__Exercise requirements__: Rewrite the records from their beginning through the line containing "bar xyxy=(1326,858,1496,1084)", replacing every "y-tick-label" with "y-axis-label" and leaving everything else unchanged.

:: Record extracts

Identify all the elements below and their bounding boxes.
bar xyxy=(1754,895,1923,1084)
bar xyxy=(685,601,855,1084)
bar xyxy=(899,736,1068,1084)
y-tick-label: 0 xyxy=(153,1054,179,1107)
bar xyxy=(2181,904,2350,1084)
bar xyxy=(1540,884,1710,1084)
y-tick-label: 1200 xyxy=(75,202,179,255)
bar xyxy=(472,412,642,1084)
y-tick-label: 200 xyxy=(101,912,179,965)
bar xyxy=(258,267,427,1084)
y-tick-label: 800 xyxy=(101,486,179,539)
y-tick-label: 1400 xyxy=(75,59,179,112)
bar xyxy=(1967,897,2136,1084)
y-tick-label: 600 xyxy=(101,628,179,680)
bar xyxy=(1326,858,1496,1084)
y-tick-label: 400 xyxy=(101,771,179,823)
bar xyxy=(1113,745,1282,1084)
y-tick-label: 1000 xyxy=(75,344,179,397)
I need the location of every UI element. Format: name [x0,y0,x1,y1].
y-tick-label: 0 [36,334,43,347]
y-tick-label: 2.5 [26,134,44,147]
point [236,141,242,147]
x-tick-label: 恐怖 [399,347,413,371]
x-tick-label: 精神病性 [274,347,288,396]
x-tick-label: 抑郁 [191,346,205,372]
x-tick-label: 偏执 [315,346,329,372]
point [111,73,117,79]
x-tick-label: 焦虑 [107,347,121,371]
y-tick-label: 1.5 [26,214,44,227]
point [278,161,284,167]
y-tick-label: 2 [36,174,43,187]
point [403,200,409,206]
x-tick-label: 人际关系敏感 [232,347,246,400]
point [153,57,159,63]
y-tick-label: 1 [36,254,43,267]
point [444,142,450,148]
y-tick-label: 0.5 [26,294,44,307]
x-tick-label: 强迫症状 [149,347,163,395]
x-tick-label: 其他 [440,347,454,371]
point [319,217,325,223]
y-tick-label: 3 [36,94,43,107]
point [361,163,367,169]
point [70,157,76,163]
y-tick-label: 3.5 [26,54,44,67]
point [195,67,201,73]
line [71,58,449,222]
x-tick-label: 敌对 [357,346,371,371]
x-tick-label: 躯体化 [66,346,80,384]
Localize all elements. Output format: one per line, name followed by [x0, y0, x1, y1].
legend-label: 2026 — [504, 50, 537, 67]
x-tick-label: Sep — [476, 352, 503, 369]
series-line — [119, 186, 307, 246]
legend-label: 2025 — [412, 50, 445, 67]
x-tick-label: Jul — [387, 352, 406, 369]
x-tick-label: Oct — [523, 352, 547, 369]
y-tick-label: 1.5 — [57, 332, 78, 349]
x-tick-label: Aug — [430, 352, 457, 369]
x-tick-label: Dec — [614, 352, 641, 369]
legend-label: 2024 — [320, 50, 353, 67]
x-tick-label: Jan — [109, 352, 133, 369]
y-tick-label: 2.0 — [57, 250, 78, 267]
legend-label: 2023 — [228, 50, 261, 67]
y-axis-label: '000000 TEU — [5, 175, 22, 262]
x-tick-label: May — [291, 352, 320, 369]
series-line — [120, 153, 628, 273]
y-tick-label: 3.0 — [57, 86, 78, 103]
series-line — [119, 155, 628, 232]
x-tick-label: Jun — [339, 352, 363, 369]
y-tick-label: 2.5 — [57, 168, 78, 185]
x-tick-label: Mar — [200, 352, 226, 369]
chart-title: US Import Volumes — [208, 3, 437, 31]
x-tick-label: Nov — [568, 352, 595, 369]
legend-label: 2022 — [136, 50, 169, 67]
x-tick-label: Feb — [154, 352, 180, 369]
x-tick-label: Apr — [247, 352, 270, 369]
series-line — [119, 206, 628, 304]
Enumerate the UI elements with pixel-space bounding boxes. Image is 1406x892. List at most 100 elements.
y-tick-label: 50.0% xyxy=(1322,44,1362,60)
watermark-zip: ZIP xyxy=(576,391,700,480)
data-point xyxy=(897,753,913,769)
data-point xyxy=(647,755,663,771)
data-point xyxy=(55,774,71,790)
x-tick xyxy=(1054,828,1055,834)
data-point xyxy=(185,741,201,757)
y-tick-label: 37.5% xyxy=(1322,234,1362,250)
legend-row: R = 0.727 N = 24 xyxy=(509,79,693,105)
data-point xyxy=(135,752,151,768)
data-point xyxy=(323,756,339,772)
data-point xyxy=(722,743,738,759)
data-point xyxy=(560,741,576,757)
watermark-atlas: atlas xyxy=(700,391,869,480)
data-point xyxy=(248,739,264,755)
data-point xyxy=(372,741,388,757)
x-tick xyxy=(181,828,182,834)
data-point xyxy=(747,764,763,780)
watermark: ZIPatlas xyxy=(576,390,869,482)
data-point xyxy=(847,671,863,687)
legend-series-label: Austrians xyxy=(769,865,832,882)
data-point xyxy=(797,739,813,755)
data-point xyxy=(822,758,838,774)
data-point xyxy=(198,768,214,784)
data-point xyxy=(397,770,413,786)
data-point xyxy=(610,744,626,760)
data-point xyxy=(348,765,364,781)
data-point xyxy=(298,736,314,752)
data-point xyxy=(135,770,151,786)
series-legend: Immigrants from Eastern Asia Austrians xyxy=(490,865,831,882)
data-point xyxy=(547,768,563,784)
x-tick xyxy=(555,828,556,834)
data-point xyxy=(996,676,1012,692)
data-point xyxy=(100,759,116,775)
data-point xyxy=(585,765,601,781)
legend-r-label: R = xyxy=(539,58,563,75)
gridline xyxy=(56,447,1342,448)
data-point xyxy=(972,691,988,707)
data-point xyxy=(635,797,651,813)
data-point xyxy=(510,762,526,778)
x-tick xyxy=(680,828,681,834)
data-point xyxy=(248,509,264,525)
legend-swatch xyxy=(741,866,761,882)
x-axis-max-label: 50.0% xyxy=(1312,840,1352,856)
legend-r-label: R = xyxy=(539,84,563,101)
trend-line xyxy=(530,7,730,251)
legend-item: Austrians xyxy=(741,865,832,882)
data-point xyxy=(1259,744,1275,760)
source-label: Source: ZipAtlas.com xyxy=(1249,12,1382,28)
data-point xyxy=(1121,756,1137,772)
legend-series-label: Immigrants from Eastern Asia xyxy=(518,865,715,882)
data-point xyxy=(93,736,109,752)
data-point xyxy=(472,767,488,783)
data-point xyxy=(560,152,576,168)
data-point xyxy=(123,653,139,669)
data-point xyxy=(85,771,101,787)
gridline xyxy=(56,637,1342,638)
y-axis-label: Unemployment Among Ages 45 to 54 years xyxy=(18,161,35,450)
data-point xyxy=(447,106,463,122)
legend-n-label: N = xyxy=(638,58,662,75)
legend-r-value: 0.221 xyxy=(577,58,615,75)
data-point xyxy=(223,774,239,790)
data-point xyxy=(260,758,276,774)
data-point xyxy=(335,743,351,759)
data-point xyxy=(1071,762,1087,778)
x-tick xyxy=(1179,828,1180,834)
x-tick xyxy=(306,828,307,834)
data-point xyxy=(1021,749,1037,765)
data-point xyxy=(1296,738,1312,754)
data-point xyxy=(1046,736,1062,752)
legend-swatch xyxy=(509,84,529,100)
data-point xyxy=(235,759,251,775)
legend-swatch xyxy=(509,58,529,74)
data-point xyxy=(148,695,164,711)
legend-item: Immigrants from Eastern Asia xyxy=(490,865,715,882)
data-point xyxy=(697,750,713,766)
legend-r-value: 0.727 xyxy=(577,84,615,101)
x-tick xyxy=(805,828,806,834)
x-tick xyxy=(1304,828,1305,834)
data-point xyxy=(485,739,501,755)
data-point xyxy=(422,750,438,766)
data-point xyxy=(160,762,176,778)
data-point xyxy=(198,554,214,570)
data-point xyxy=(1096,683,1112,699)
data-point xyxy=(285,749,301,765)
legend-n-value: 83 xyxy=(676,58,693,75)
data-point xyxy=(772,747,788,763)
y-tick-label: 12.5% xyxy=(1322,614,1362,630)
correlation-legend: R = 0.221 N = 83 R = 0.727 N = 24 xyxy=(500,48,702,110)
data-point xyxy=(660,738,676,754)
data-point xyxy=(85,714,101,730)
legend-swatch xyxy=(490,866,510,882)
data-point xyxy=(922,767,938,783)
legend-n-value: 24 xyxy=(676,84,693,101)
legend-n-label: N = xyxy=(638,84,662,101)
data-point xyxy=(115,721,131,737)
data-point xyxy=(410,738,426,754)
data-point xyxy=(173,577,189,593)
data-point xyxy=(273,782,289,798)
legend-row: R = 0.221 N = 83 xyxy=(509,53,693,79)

::::

__Written response__:
Identify all the elements below and their bounding boxes.
bar xyxy=(1754,895,1923,1084)
bar xyxy=(685,601,855,1084)
bar xyxy=(899,736,1068,1084)
y-axis-label: 0 xyxy=(153,1054,179,1107)
bar xyxy=(2181,904,2350,1084)
bar xyxy=(1540,884,1710,1084)
y-axis-label: 1200 xyxy=(75,202,179,255)
bar xyxy=(472,412,642,1084)
y-axis-label: 200 xyxy=(101,912,179,965)
bar xyxy=(258,267,427,1084)
y-axis-label: 800 xyxy=(101,486,179,539)
y-axis-label: 1400 xyxy=(75,59,179,112)
bar xyxy=(1967,897,2136,1084)
y-axis-label: 600 xyxy=(101,628,179,680)
bar xyxy=(1326,858,1496,1084)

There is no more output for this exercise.